Data items:

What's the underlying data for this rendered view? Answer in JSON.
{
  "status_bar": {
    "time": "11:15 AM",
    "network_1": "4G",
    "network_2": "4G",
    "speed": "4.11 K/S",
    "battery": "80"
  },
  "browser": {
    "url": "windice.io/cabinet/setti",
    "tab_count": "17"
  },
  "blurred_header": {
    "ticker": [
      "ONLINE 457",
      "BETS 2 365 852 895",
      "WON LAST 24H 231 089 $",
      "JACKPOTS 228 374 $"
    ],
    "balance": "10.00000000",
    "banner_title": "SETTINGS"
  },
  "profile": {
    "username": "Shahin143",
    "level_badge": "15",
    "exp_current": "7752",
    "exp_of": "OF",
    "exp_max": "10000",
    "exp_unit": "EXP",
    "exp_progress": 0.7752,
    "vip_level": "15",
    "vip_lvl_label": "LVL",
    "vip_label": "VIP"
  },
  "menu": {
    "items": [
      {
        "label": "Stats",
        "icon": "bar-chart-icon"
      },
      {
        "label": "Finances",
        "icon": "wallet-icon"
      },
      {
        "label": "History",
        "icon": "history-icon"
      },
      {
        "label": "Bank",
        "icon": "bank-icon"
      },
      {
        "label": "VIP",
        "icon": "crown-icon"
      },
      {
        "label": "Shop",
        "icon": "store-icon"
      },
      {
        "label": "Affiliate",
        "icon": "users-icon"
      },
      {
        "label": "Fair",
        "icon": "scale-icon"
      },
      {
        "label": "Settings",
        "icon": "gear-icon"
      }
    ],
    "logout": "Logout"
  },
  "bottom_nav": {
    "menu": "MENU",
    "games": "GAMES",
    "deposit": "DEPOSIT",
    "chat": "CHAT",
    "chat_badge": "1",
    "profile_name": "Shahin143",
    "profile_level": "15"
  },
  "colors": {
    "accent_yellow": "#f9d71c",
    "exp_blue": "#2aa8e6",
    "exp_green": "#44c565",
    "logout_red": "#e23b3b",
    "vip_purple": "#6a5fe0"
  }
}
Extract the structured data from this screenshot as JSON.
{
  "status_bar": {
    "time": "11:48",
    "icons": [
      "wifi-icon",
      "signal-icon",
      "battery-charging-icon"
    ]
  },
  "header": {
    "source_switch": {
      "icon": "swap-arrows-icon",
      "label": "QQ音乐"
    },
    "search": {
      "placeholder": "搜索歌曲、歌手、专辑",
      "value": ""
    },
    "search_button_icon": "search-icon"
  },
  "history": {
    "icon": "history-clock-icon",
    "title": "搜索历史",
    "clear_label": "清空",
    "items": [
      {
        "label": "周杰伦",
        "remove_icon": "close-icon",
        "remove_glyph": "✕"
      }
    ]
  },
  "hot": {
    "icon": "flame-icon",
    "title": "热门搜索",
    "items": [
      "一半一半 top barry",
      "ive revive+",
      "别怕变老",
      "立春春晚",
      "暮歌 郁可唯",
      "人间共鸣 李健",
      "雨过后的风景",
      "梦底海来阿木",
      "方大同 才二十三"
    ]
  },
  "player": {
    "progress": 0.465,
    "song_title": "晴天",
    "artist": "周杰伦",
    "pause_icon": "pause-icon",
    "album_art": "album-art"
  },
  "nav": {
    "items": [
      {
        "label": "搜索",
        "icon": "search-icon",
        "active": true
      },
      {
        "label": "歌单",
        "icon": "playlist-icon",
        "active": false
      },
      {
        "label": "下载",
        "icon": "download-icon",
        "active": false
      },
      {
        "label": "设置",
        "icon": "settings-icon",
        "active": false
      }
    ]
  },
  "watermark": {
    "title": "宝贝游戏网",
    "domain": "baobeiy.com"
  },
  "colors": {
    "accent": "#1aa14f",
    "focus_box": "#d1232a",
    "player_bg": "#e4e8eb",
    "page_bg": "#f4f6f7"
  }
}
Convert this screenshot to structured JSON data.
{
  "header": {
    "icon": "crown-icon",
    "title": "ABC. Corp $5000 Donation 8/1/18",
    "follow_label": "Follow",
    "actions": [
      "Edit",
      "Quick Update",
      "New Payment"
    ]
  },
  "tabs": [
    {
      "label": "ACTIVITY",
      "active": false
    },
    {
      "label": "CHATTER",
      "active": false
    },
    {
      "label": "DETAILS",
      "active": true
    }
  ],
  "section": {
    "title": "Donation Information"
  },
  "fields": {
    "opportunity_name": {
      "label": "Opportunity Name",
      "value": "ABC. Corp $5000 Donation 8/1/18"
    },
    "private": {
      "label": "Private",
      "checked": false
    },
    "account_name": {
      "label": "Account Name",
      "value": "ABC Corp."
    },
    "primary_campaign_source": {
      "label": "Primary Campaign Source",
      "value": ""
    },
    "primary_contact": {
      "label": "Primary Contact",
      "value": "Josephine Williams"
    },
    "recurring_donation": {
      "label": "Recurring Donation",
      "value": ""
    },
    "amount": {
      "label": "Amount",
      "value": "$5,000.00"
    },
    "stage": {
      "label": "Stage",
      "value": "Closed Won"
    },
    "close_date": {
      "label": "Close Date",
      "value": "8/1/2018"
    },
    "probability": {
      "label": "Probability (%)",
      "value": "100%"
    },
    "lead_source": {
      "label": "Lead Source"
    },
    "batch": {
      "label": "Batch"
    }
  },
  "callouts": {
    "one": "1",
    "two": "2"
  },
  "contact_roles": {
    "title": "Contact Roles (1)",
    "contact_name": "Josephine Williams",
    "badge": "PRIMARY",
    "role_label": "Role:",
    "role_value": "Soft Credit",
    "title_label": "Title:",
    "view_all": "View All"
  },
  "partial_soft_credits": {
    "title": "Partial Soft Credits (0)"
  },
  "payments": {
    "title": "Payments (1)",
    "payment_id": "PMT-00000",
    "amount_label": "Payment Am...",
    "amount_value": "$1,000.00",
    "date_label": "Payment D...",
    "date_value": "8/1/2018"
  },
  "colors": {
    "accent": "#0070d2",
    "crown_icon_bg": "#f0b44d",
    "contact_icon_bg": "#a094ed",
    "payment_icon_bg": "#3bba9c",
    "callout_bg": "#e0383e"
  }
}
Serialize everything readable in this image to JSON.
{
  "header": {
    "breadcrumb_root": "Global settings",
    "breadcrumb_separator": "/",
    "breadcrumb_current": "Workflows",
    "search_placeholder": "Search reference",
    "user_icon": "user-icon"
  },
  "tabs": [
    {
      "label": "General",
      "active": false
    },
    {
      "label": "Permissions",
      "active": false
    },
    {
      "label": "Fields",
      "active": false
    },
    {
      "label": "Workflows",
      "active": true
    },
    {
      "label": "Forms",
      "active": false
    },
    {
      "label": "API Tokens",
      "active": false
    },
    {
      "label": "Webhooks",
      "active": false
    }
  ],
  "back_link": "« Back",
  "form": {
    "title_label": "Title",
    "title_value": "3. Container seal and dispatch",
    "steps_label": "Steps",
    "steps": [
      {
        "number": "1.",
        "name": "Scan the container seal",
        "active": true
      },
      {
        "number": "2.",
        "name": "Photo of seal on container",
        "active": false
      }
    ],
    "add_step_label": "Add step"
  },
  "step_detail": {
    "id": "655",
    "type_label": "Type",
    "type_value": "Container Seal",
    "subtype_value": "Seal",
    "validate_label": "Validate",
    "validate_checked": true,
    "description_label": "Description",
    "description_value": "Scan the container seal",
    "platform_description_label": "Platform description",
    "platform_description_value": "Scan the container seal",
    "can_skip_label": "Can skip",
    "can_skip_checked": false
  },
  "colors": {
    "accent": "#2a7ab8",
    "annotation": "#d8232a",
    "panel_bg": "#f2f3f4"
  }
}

▶ _INSTRUCTIONS TO FOLLOW_
Find the lines that include the string "Josephine", then copy each of them.

▶ _ANSWER_
      "value": "Josephine Williams"
    "contact_name": "Josephine Williams",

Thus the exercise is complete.